WORK TO COMPLETE: Where a line in the listing contains the string "在每年汛前", copy that line out.

EXTRACTED ENTRIES:
========================

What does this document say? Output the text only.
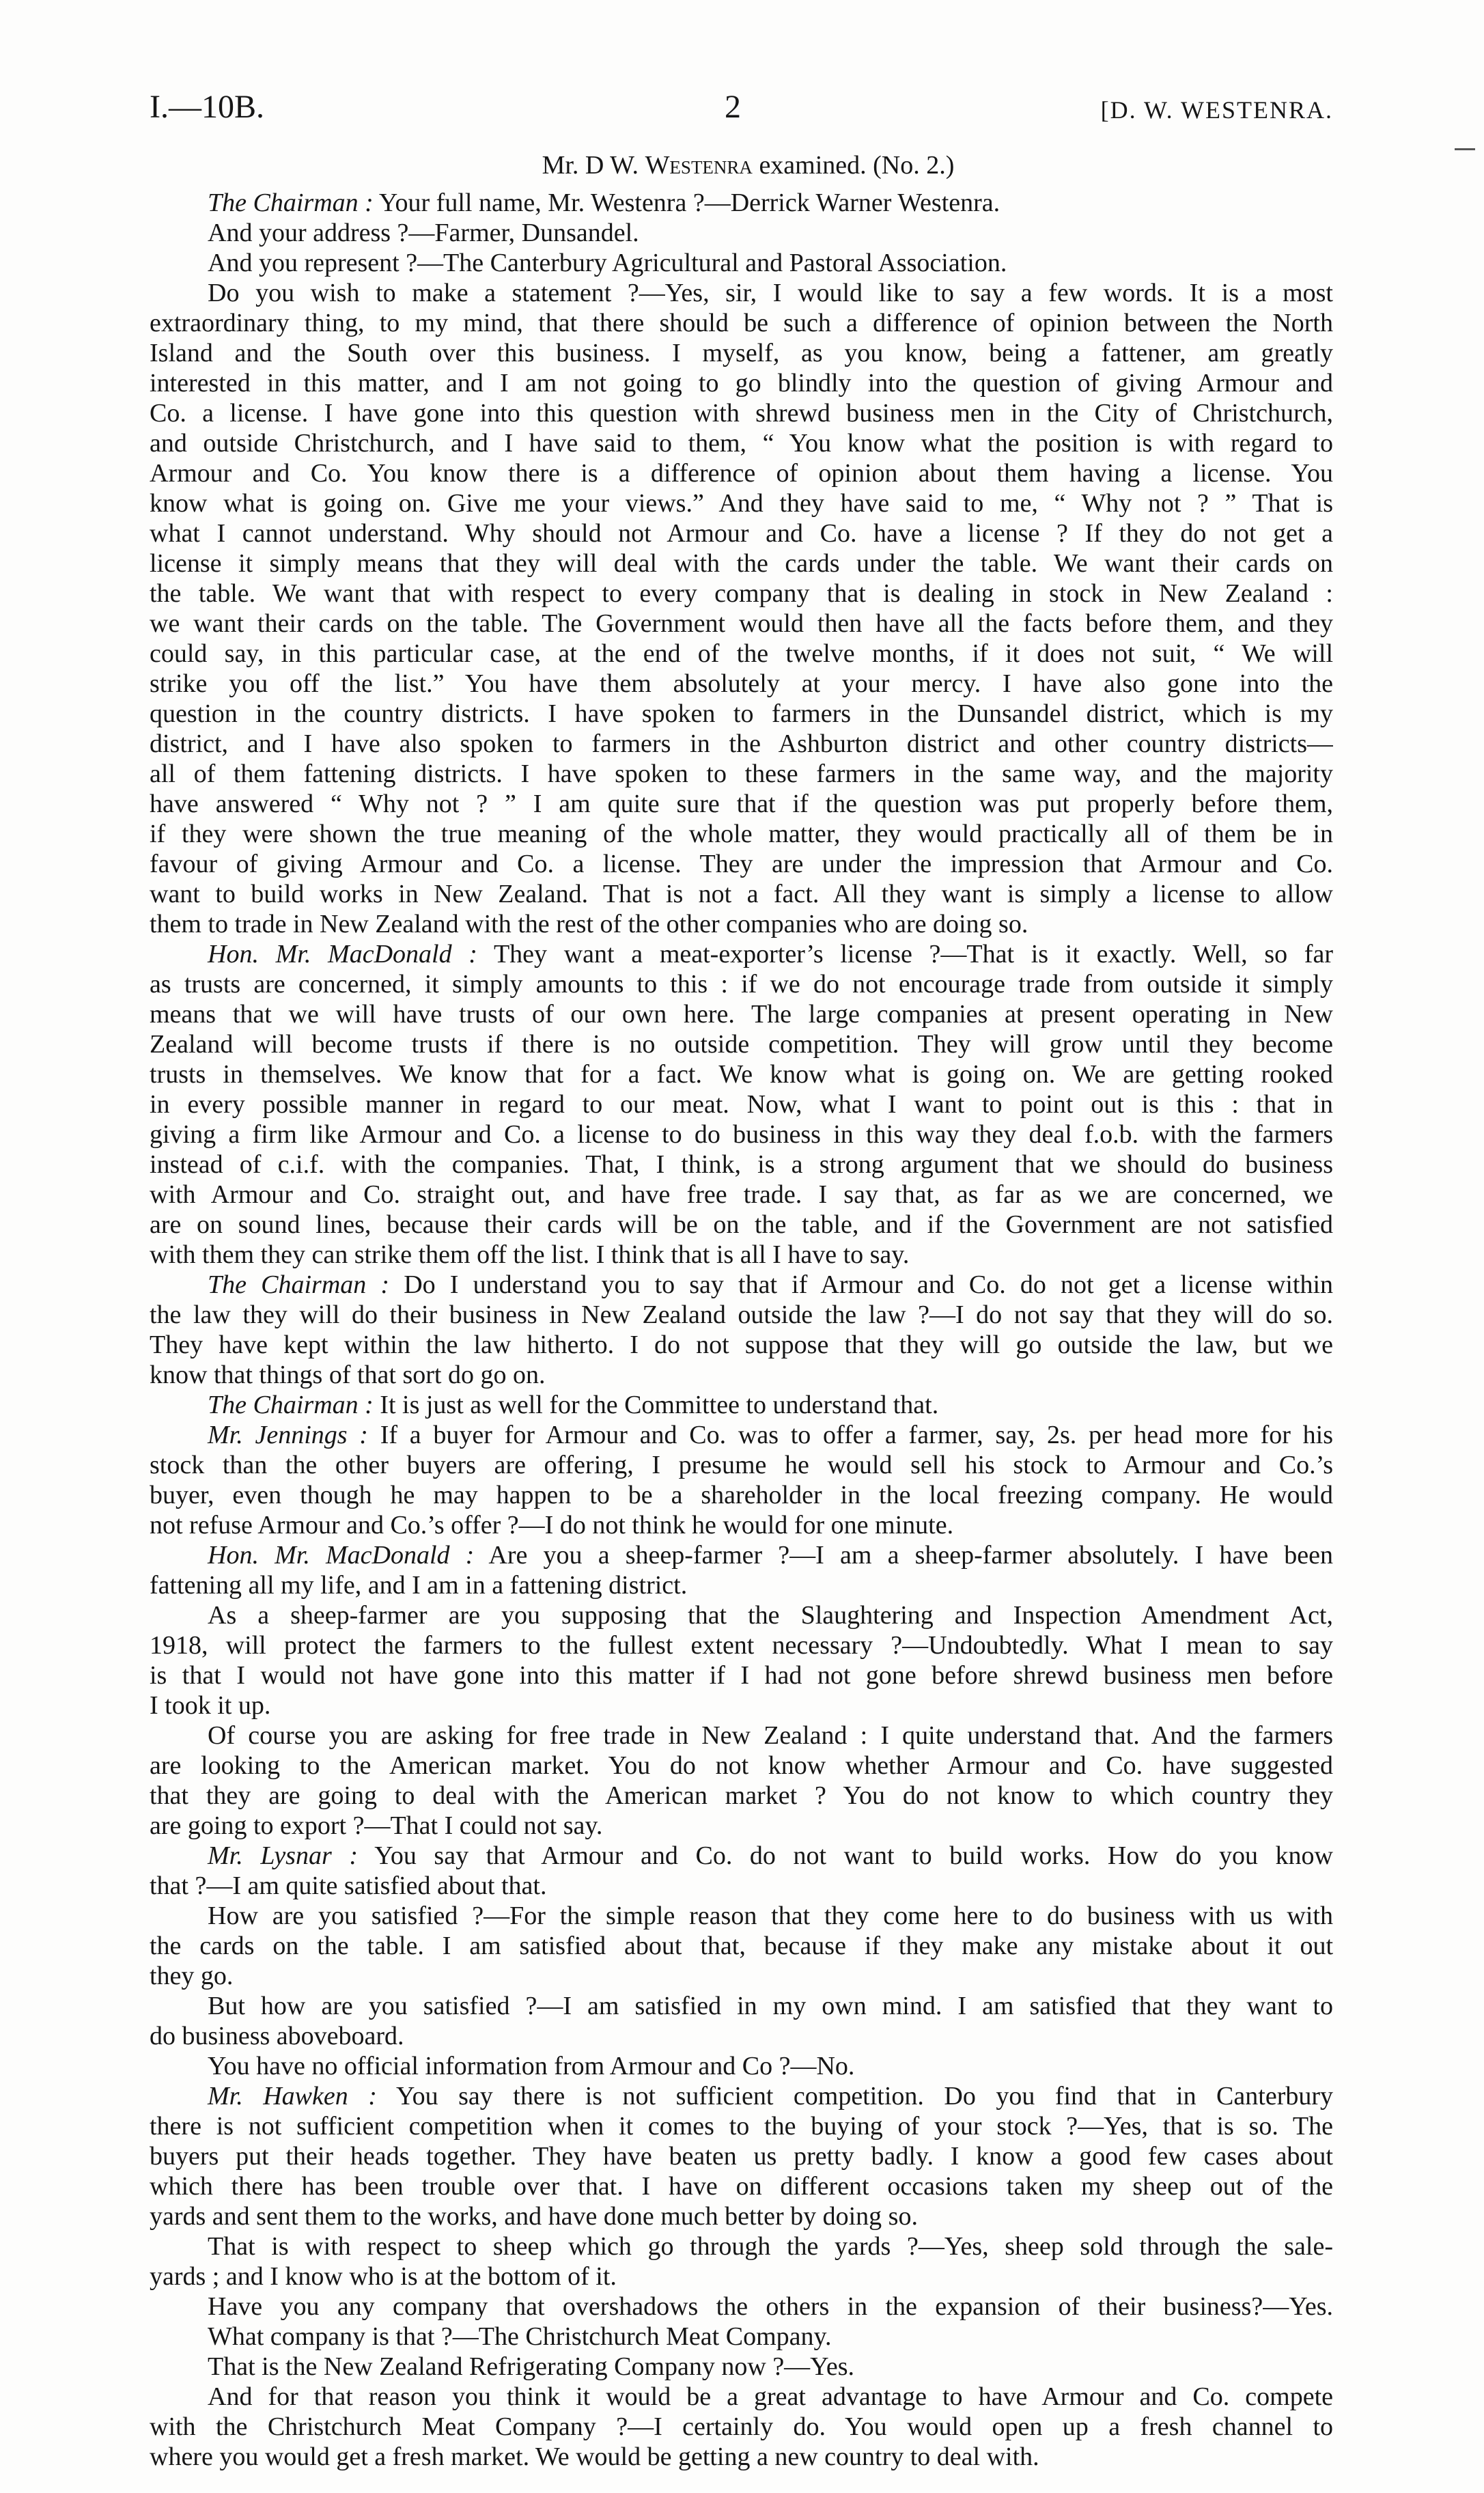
I.—10B.	2	[D. W. WESTENRA.
Mr. D W. Westenra examined. (No. 2.)
The Chairman : Your full name, Mr. Westenra ?—Derrick Warner Westenra.
And your address ?—Farmer, Dunsandel.
And you represent ?—The Canterbury Agricultural and Pastoral Association.
Do you wish to make a statement ?—Yes, sir, I would like to say a few words. It is a most
extraordinary thing, to my mind, that there should be such a difference of opinion between the North
Island and the South over this business. I myself, as you know, being a fattener, am greatly
interested in this matter, and I am not going to go blindly into the question of giving Armour and
Co. a license. I have gone into this question with shrewd business men in the City of Christchurch,
and outside Christchurch, and I have said to them, “ You know what the position is with regard to
Armour and Co. You know there is a difference of opinion about them having a license. You
know what is going on. Give me your views.” And they have said to me, “ Why not ? ” That is
what I cannot understand. Why should not Armour and Co. have a license ? If they do not get a
license it simply means that they will deal with the cards under the table. We want their cards on
the table. We want that with respect to every company that is dealing in stock in New Zealand :
we want their cards on the table. The Government would then have all the facts before them, and they
could say, in this particular case, at the end of the twelve months, if it does not suit, “ We will
strike you off the list.” You have them absolutely at your mercy. I have also gone into the
question in the country districts. I have spoken to farmers in the Dunsandel district, which is my
district, and I have also spoken to farmers in the Ashburton district and other country districts—
all of them fattening districts. I have spoken to these farmers in the same way, and the majority
have answered “ Why not ? ” I am quite sure that if the question was put properly before them,
if they were shown the true meaning of the whole matter, they would practically all of them be in
favour of giving Armour and Co. a license. They are under the impression that Armour and Co.
want to build works in New Zealand. That is not a fact. All they want is simply a license to allow
them to trade in New Zealand with the rest of the other companies who are doing so.
Hon. Mr. MacDonald : They want a meat-exporter’s license ?—That is it exactly. Well, so far
as trusts are concerned, it simply amounts to this : if we do not encourage trade from outside it simply
means that we will have trusts of our own here. The large companies at present operating in New
Zealand will become trusts if there is no outside competition. They will grow until they become
trusts in themselves. We know that for a fact. We know what is going on. We are getting rooked
in every possible manner in regard to our meat. Now, what I want to point out is this : that in
giving a firm like Armour and Co. a license to do business in this way they deal f.o.b. with the farmers
instead of c.i.f. with the companies. That, I think, is a strong argument that we should do business
with Armour and Co. straight out, and have free trade. I say that, as far as we are concerned, we
are on sound lines, because their cards will be on the table, and if the Government are not satisfied
with them they can strike them off the list. I think that is all I have to say.
The Chairman : Do I understand you to say that if Armour and Co. do not get a license within
the law they will do their business in New Zealand outside the law ?—I do not say that they will do so.
They have kept within the law hitherto. I do not suppose that they will go outside the law, but we
know that things of that sort do go on.
The Chairman : It is just as well for the Committee to understand that.
Mr. Jennings : If a buyer for Armour and Co. was to offer a farmer, say, 2s. per head more for his
stock than the other buyers are offering, I presume he would sell his stock to Armour and Co.’s
buyer, even though he may happen to be a shareholder in the local freezing company. He would
not refuse Armour and Co.’s offer ?—I do not think he would for one minute.
Hon. Mr. MacDonald : Are you a sheep-farmer ?—I am a sheep-farmer absolutely. I have been
fattening all my life, and I am in a fattening district.
As a sheep-farmer are you supposing that the Slaughtering and Inspection Amendment Act,
1918, will protect the farmers to the fullest extent necessary ?—Undoubtedly. What I mean to say
is that I would not have gone into this matter if I had not gone before shrewd business men before
I took it up.
Of course you are asking for free trade in New Zealand : I quite understand that. And the farmers
are looking to the American market. You do not know whether Armour and Co. have suggested
that they are going to deal with the American market ? You do not know to which country they
are going to export ?—That I could not say.
Mr. Lysnar : You say that Armour and Co. do not want to build works. How do you know
that ?—I am quite satisfied about that.
How are you satisfied ?—For the simple reason that they come here to do business with us with
the cards on the table. I am satisfied about that, because if they make any mistake about it out
they go.
But how are you satisfied ?—I am satisfied in my own mind. I am satisfied that they want to
do business aboveboard.
You have no official information from Armour and Co ?—No.
Mr. Hawken : You say there is not sufficient competition. Do you find that in Canterbury
there is not sufficient competition when it comes to the buying of your stock ?—Yes, that is so. The
buyers put their heads together. They have beaten us pretty badly. I know a good few cases about
which there has been trouble over that. I have on different occasions taken my sheep out of the
yards and sent them to the works, and have done much better by doing so.
That is with respect to sheep which go through the yards ?—Yes, sheep sold through the sale-
yards ; and I know who is at the bottom of it.
Have you any company that overshadows the others in the expansion of their business?—Yes.
What company is that ?—The Christchurch Meat Company.
That is the New Zealand Refrigerating Company now ?—Yes.
And for that reason you think it would be a great advantage to have Armour and Co. compete
with the Christchurch Meat Company ?—I certainly do. You would open up a fresh channel to
where you would get a fresh market. We would be getting a new country to deal with.
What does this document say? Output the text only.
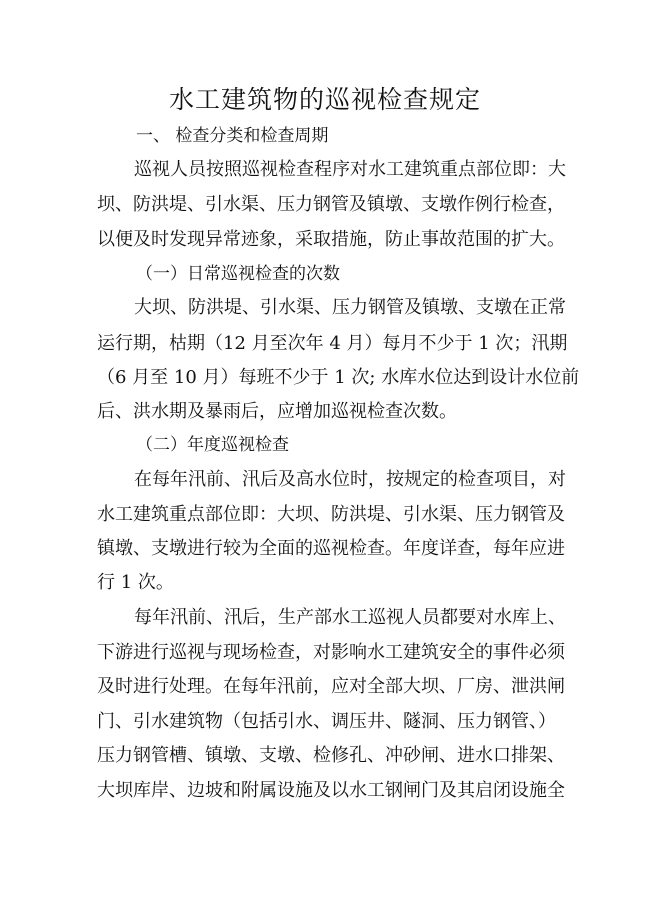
水工建筑物的巡视检查规定
一、 检查分类和检查周期
巡视人员按照巡视检查程序对水工建筑重点部位即：大
坝、防洪堤、引水渠、压力钢管及镇墩、支墩作例行检查，
以便及时发现异常迹象，采取措施，防止事故范围的扩大。
（一）日常巡视检查的次数
大坝、防洪堤、引水渠、压力钢管及镇墩、支墩在正常
运行期，枯期（12 月至次年 4 月）每月不少于 1 次；汛期
（6 月至 10 月）每班不少于 1 次; 水库水位达到设计水位前
后、洪水期及暴雨后，应增加巡视检查次数。
（二）年度巡视检查
在每年汛前、汛后及高水位时，按规定的检查项目，对
水工建筑重点部位即：大坝、防洪堤、引水渠、压力钢管及
镇墩、支墩进行较为全面的巡视检查。年度详查，每年应进
行 1 次。
每年汛前、汛后，生产部水工巡视人员都要对水库上、
下游进行巡视与现场检查，对影响水工建筑安全的事件必须
及时进行处理。在每年汛前，应对全部大坝、厂房、泄洪闸
门、引水建筑物（包括引水、调压井、隧洞、压力钢管、）
压力钢管槽、镇墩、支墩、检修孔、冲砂闸、进水口排架、
大坝库岸、边坡和附属设施及以水工钢闸门及其启闭设施全
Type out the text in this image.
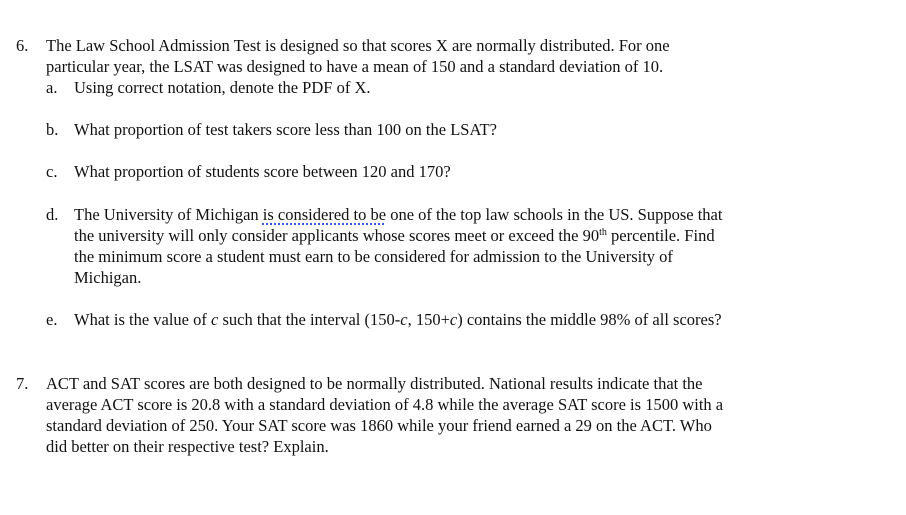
6. The Law School Admission Test is designed so that scores X are normally distributed. For one
particular year, the LSAT was designed to have a mean of 150 and a standard deviation of 10.
a. Using correct notation, denote the PDF of X.
b. What proportion of test takers score less than 100 on the LSAT?
c. What proportion of students score between 120 and 170?
d. The University of Michigan is considered to be one of the top law schools in the US. Suppose that
the university will only consider applicants whose scores meet or exceed the 90th percentile. Find
the minimum score a student must earn to be considered for admission to the University of
Michigan.
e. What is the value of c such that the interval (150-c, 150+c) contains the middle 98% of all scores?
7. ACT and SAT scores are both designed to be normally distributed. National results indicate that the
average ACT score is 20.8 with a standard deviation of 4.8 while the average SAT score is 1500 with a
standard deviation of 250. Your SAT score was 1860 while your friend earned a 29 on the ACT. Who
did better on their respective test? Explain.
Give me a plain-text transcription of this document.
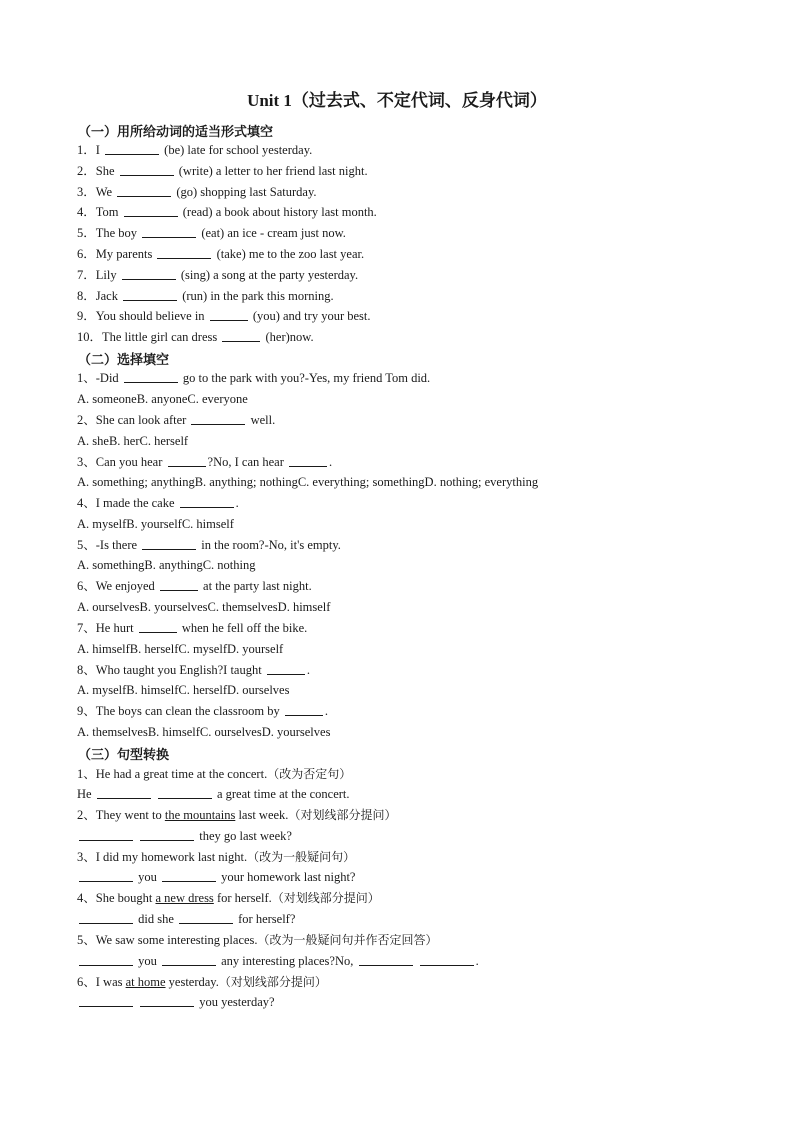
Unit 1（过去式、不定代词、反身代词）
（一）用所给动词的适当形式填空
1．I	(be) late for school yesterday.
2．She	(write) a letter to her friend last night.
3．We	(go) shopping last Saturday.
4．Tom	(read) a book about history last month.
5．The boy	(eat) an ice - cream just now.
6．My parents	(take) me to the zoo last year.
7．Lily	(sing) a song at the party yesterday.
8．Jack	(run) in the park this morning.
9．You should believe in	(you) and try your best.
10．The little girl can dress	(her)now.
（二）选择填空
1、-Did	go to the park with you?-Yes, my friend Tom did.
A. someoneB. anyoneC. everyone
2、She can look after	well.
A. sheB. herC. herself
3、Can you hear	?No, I can hear	.
A. something; anythingB. anything; nothingC. everything; somethingD. nothing; everything
4、I made the cake	.
A. myselfB. yourselfC. himself
5、-Is there	in the room?-No, it's empty.
A. somethingB. anythingC. nothing
6、We enjoyed	at the party last night.
A. ourselvesB. yourselvesC. themselvesD. himself
7、He hurt	when he fell off the bike.
A. himselfB. herselfC. myselfD. yourself
8、Who taught you English?I taught	.
A. myselfB. himselfC. herselfD. ourselves
9、The boys can clean the classroom by	.
A. themselvesB. himselfC. ourselvesD. yourselves
（三）句型转换
1、He had a great time at the concert.（改为否定句）
He	a great time at the concert.
2、They went to the mountains last week.（对划线部分提问）
they go last week?
3、I did my homework last night.（改为一般疑问句）
you	your homework last night?
4、She bought a new dress for herself.（对划线部分提问）
did she	for herself?
5、We saw some interesting places.（改为一般疑问句并作否定回答）
you	any interesting places?No,	.
6、I was at home yesterday.（对划线部分提问）
you yesterday?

========================

RESPONSE TO THE EXERCISE:
在每年汛前、汛后及高水位时，按规定的检查项目，对
及时进行处理。在每年汛前，应对全部大坝、厂房、泄洪闸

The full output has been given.